* GOAL: Write out the data below line for line, without changing a character, and leave the pictures out of your answer.

* DATA SHOWN:

··········

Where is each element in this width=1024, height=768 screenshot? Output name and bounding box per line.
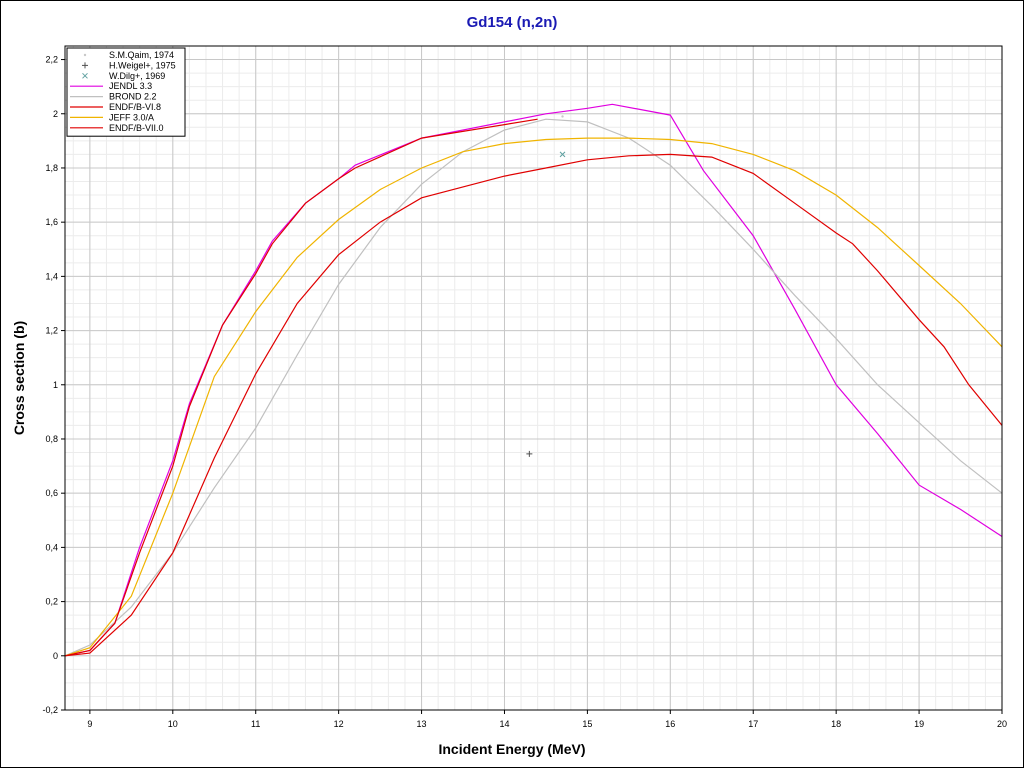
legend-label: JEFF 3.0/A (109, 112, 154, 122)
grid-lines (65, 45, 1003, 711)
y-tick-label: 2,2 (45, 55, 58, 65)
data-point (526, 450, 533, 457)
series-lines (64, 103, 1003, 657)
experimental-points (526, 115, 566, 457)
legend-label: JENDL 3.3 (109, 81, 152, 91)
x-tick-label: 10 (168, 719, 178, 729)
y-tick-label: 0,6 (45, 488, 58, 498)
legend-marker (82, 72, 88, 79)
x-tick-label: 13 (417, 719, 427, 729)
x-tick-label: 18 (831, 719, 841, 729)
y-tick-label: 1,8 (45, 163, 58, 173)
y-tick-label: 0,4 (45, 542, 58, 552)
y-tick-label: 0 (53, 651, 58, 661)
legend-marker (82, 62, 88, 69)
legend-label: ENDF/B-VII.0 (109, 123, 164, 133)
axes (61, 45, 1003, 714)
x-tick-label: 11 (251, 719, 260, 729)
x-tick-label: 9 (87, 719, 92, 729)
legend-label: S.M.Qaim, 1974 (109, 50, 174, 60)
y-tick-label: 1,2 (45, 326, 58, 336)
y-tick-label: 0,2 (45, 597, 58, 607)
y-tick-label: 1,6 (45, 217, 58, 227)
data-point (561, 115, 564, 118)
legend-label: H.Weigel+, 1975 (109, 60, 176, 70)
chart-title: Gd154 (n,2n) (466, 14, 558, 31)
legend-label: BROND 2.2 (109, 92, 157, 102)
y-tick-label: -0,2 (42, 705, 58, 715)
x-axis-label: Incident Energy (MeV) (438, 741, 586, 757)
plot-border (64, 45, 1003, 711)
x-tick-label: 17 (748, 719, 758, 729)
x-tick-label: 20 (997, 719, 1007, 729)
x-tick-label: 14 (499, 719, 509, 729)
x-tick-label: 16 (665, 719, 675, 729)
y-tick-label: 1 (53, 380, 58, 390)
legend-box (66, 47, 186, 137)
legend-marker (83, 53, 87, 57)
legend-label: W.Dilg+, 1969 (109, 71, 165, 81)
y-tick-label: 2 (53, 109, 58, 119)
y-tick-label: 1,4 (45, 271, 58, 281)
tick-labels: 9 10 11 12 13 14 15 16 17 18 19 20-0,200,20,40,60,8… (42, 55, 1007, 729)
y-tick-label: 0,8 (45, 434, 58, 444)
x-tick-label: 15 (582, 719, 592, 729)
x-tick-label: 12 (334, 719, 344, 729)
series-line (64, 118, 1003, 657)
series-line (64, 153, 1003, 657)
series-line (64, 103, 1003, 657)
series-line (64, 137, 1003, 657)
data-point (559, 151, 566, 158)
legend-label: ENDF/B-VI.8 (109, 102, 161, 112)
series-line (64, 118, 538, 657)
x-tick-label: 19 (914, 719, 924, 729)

··········

* WRITTEN RESPONSE:
Where is each element in this width=1024, height=768 screenshot? Output name and bounding box per line.
legend-label: JEFF 3.0/A (109, 112, 154, 122)
grid-lines (65, 45, 1003, 711)
y-tick-label: 2,2 (45, 55, 58, 65)
data-point (526, 450, 533, 457)
series-lines (64, 103, 1003, 657)
experimental-points (526, 115, 566, 457)
legend-label: JENDL 3.3 (109, 81, 152, 91)
x-tick-label: 10 (168, 719, 178, 729)
y-tick-label: 0,6 (45, 488, 58, 498)
legend-marker (82, 72, 88, 79)
x-tick-label: 13 (417, 719, 427, 729)
x-tick-label: 18 (831, 719, 841, 729)
y-tick-label: 1,8 (45, 163, 58, 173)
y-tick-label: 0,4 (45, 542, 58, 552)
y-tick-label: 0 (53, 651, 58, 661)
legend-marker (82, 62, 88, 69)
legend-label: ENDF/B-VII.0 (109, 123, 164, 133)
axes (61, 45, 1003, 714)
x-tick-label: 11 (251, 719, 260, 729)
x-tick-label: 9 (87, 719, 92, 729)
legend-label: S.M.Qaim, 1974 (109, 50, 174, 60)
y-tick-label: 1,2 (45, 326, 58, 336)
y-tick-label: 0,2 (45, 597, 58, 607)
y-tick-label: 1,6 (45, 217, 58, 227)
data-point (561, 115, 564, 118)
legend-label: H.Weigel+, 1975 (109, 60, 176, 70)
chart-title: Gd154 (n,2n) (466, 14, 558, 31)
legend-label: BROND 2.2 (109, 92, 157, 102)
y-tick-label: -0,2 (42, 705, 58, 715)
x-axis-label: Incident Energy (MeV) (438, 741, 586, 757)
plot-border (64, 45, 1003, 711)
x-tick-label: 17 (748, 719, 758, 729)
x-tick-label: 20 (997, 719, 1007, 729)
x-tick-label: 14 (499, 719, 509, 729)
x-tick-label: 16 (665, 719, 675, 729)
y-tick-label: 1 (53, 380, 58, 390)
legend-box (66, 47, 186, 137)
legend-marker (83, 53, 87, 57)
legend-label: W.Dilg+, 1969 (109, 71, 165, 81)
y-tick-label: 2 (53, 109, 58, 119)
y-tick-label: 1,4 (45, 271, 58, 281)
tick-labels: 9 10 11 12 13 14 15 16 17 18 19 20-0,200,20,40,60,8… (42, 55, 1007, 729)
y-tick-label: 0,8 (45, 434, 58, 444)
x-tick-label: 15 (582, 719, 592, 729)
x-tick-label: 12 (334, 719, 344, 729)
series-line (64, 118, 1003, 657)
series-line (64, 153, 1003, 657)
series-line (64, 103, 1003, 657)
series-line (64, 137, 1003, 657)
data-point (559, 151, 566, 158)
legend-label: ENDF/B-VI.8 (109, 102, 161, 112)
series-line (64, 118, 538, 657)
x-tick-label: 19 (914, 719, 924, 729)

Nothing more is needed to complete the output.